PROBLEM TO SOLVE: Without the pictures, output the records below word for word.
**********
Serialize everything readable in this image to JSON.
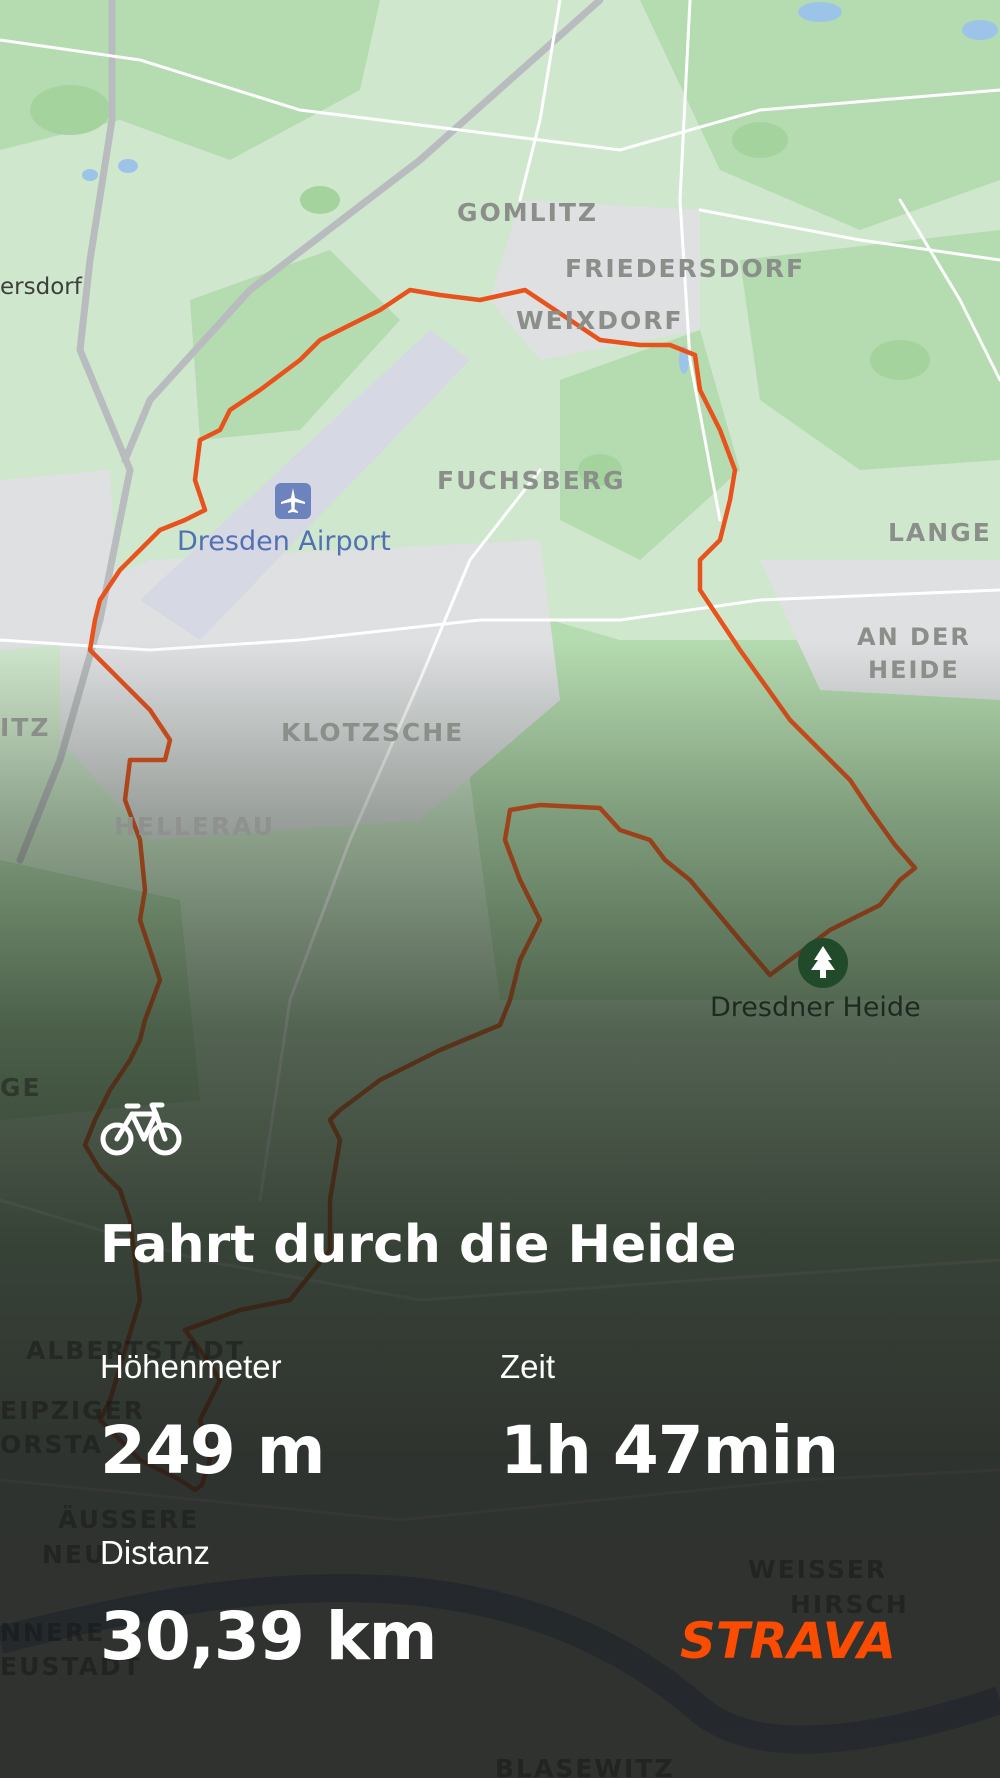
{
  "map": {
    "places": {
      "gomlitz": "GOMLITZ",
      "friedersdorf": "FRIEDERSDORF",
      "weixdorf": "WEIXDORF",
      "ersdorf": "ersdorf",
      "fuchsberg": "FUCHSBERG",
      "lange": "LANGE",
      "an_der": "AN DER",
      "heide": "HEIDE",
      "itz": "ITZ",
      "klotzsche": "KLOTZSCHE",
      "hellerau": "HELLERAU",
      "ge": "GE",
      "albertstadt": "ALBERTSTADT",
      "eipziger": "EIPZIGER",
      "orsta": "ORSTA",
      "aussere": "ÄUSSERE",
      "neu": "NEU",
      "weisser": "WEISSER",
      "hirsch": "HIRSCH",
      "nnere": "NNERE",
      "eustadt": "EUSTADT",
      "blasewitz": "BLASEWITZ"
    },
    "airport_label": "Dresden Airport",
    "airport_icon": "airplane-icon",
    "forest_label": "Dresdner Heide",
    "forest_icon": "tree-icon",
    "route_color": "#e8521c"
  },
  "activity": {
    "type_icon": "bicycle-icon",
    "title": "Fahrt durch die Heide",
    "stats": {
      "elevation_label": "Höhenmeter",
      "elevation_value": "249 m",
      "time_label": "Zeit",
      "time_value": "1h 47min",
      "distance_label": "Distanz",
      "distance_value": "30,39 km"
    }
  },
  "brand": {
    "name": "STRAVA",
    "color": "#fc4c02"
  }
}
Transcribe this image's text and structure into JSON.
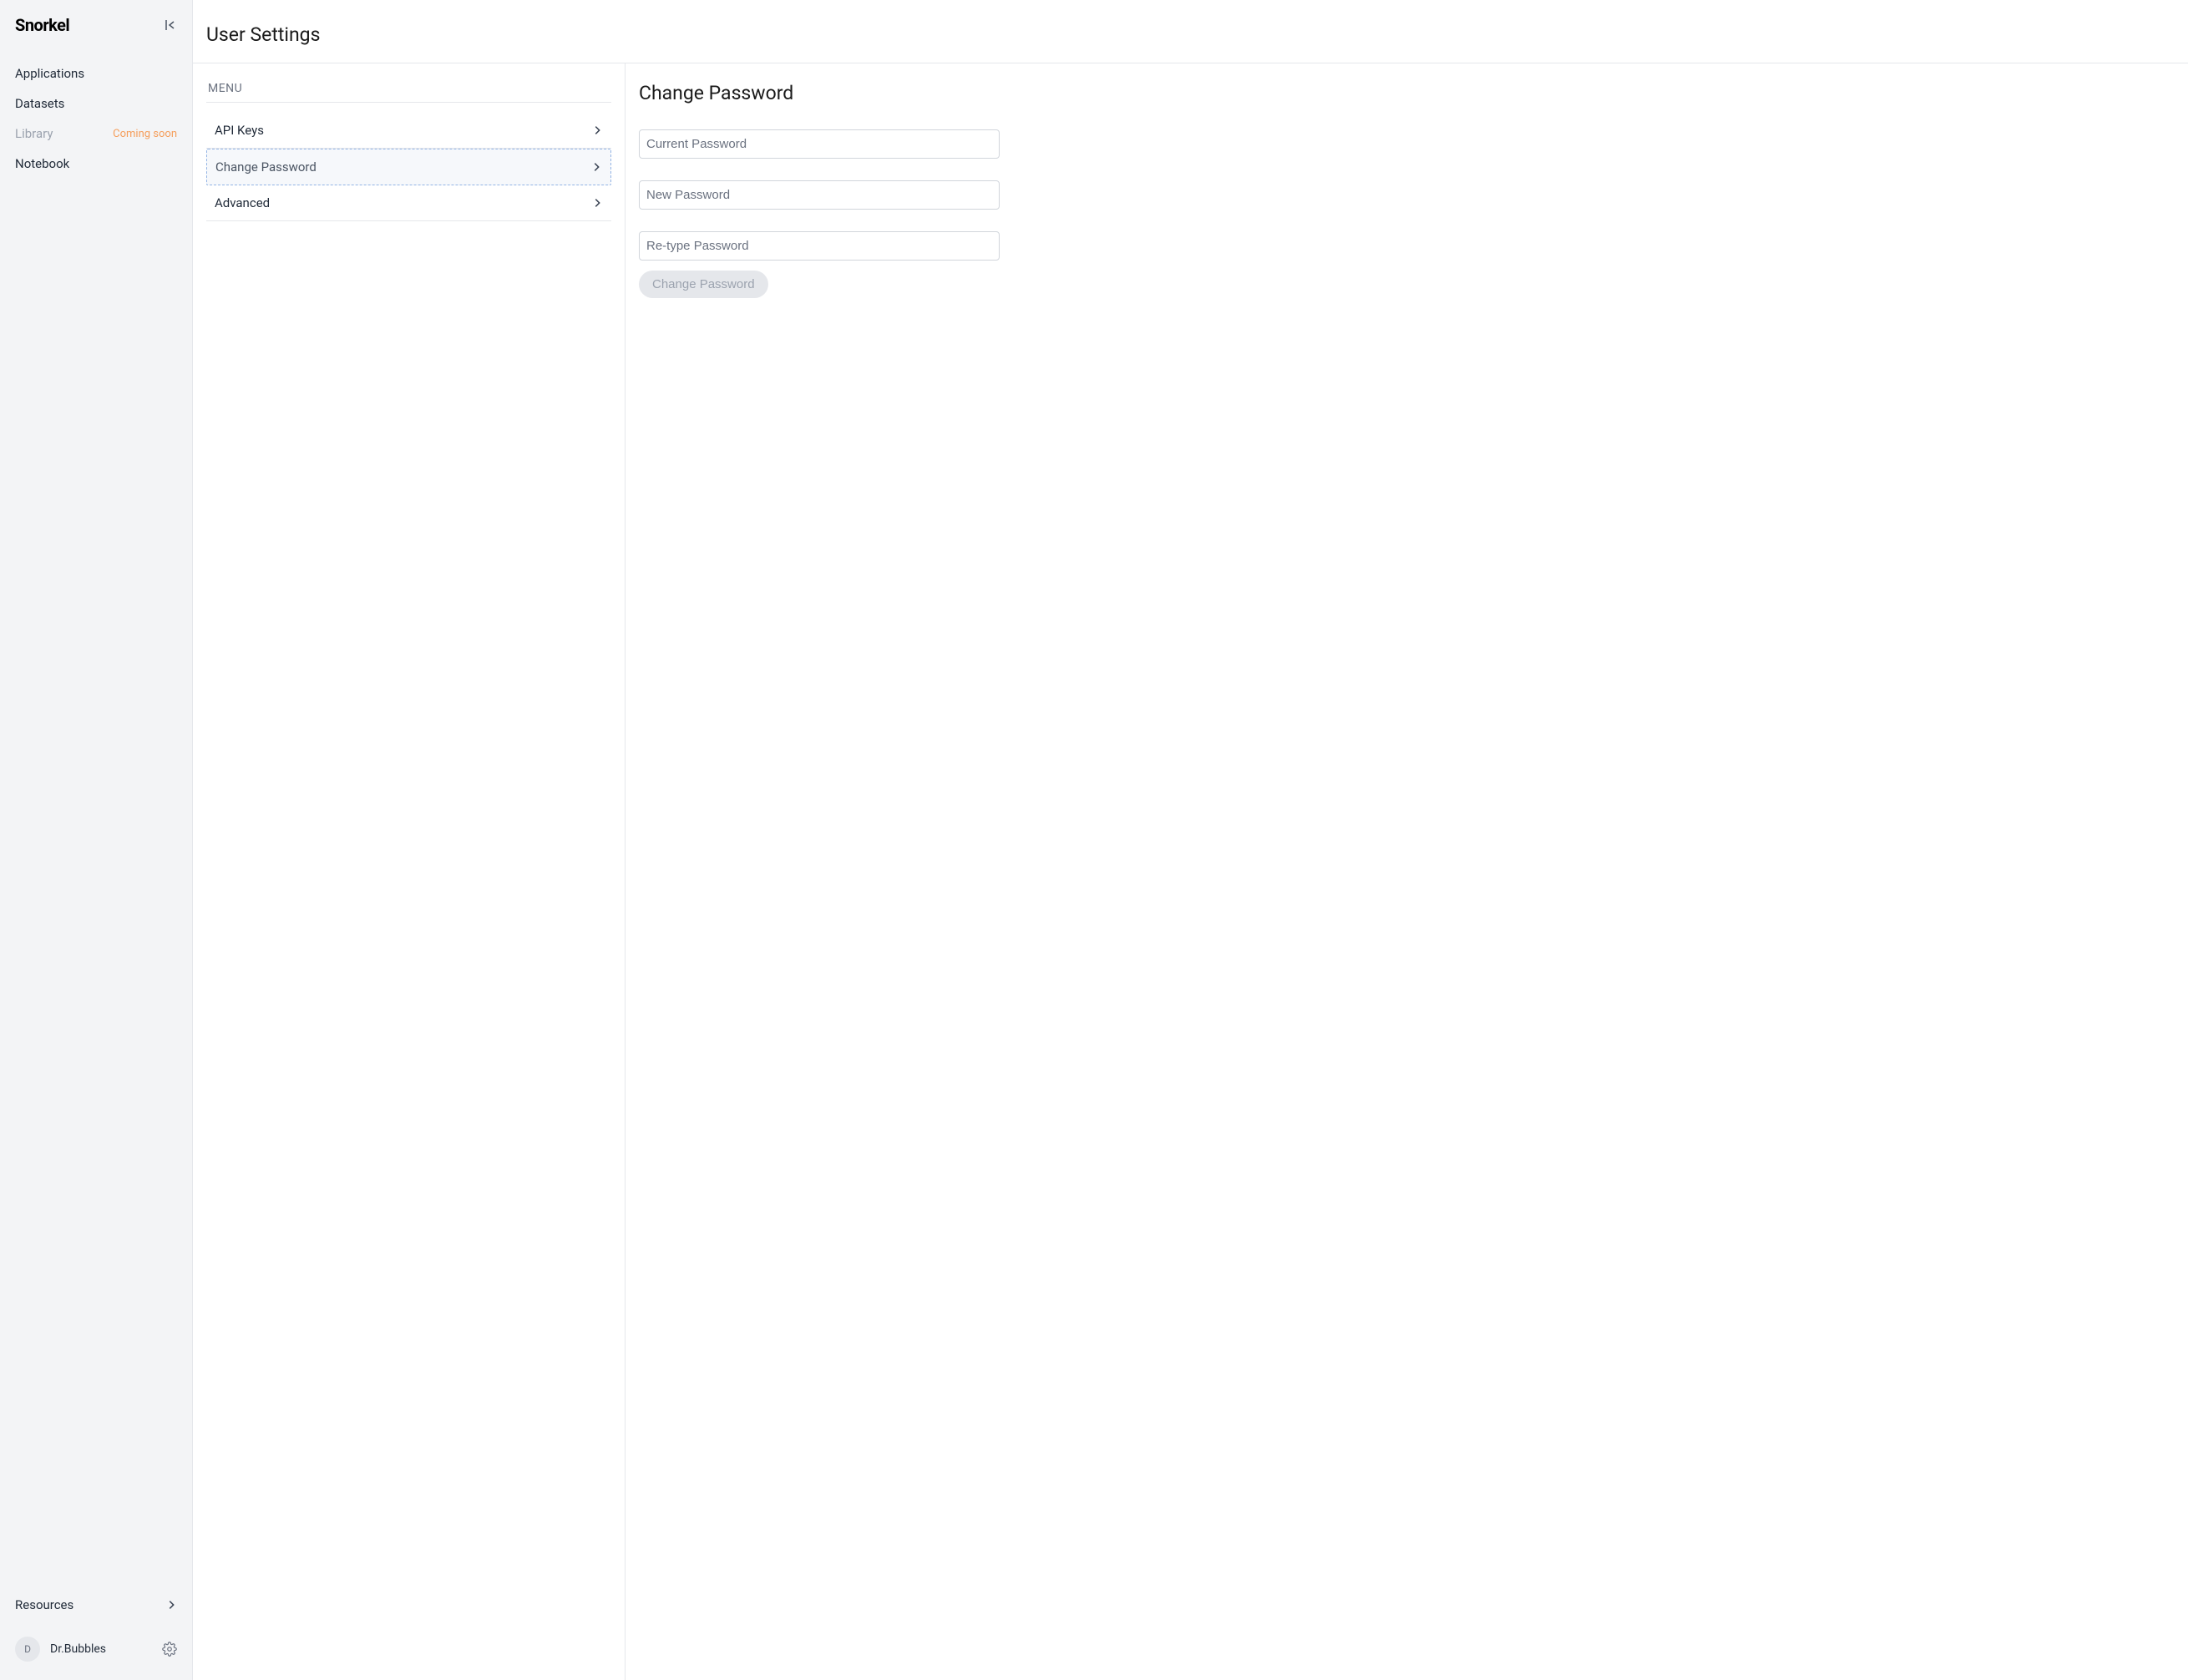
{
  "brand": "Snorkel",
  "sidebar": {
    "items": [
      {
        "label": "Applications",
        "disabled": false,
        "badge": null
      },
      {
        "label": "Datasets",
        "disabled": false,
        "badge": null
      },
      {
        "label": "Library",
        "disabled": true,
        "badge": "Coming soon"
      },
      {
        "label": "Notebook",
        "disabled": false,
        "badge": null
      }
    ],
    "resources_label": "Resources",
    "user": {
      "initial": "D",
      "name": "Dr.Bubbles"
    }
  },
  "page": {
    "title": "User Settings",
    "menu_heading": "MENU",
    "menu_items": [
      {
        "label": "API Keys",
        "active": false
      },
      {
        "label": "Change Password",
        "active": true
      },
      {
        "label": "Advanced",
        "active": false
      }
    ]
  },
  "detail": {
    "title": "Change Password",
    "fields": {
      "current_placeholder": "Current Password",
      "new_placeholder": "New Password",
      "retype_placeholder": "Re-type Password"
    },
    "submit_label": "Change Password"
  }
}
**********
THE OUTPUT:
Serialize everything readable in this image to JSON.
{
  "map": {
    "places": {
      "gomlitz": "GOMLITZ",
      "friedersdorf": "FRIEDERSDORF",
      "weixdorf": "WEIXDORF",
      "ersdorf": "ersdorf",
      "fuchsberg": "FUCHSBERG",
      "lange": "LANGE",
      "an_der": "AN DER",
      "heide": "HEIDE",
      "itz": "ITZ",
      "klotzsche": "KLOTZSCHE",
      "hellerau": "HELLERAU",
      "ge": "GE",
      "albertstadt": "ALBERTSTADT",
      "eipziger": "EIPZIGER",
      "orsta": "ORSTA",
      "aussere": "ÄUSSERE",
      "neu": "NEU",
      "weisser": "WEISSER",
      "hirsch": "HIRSCH",
      "nnere": "NNERE",
      "eustadt": "EUSTADT",
      "blasewitz": "BLASEWITZ"
    },
    "airport_label": "Dresden Airport",
    "airport_icon": "airplane-icon",
    "forest_label": "Dresdner Heide",
    "forest_icon": "tree-icon",
    "route_color": "#e8521c"
  },
  "activity": {
    "type_icon": "bicycle-icon",
    "title": "Fahrt durch die Heide",
    "stats": {
      "elevation_label": "Höhenmeter",
      "elevation_value": "249 m",
      "time_label": "Zeit",
      "time_value": "1h 47min",
      "distance_label": "Distanz",
      "distance_value": "30,39 km"
    }
  },
  "brand": {
    "name": "STRAVA",
    "color": "#fc4c02"
  }
}
Transcribe this image's text and structure into JSON.
{
  "brand": "Snorkel",
  "sidebar": {
    "items": [
      {
        "label": "Applications",
        "disabled": false,
        "badge": null
      },
      {
        "label": "Datasets",
        "disabled": false,
        "badge": null
      },
      {
        "label": "Library",
        "disabled": true,
        "badge": "Coming soon"
      },
      {
        "label": "Notebook",
        "disabled": false,
        "badge": null
      }
    ],
    "resources_label": "Resources",
    "user": {
      "initial": "D",
      "name": "Dr.Bubbles"
    }
  },
  "page": {
    "title": "User Settings",
    "menu_heading": "MENU",
    "menu_items": [
      {
        "label": "API Keys",
        "active": false
      },
      {
        "label": "Change Password",
        "active": true
      },
      {
        "label": "Advanced",
        "active": false
      }
    ]
  },
  "detail": {
    "title": "Change Password",
    "fields": {
      "current_placeholder": "Current Password",
      "new_placeholder": "New Password",
      "retype_placeholder": "Re-type Password"
    },
    "submit_label": "Change Password"
  }
}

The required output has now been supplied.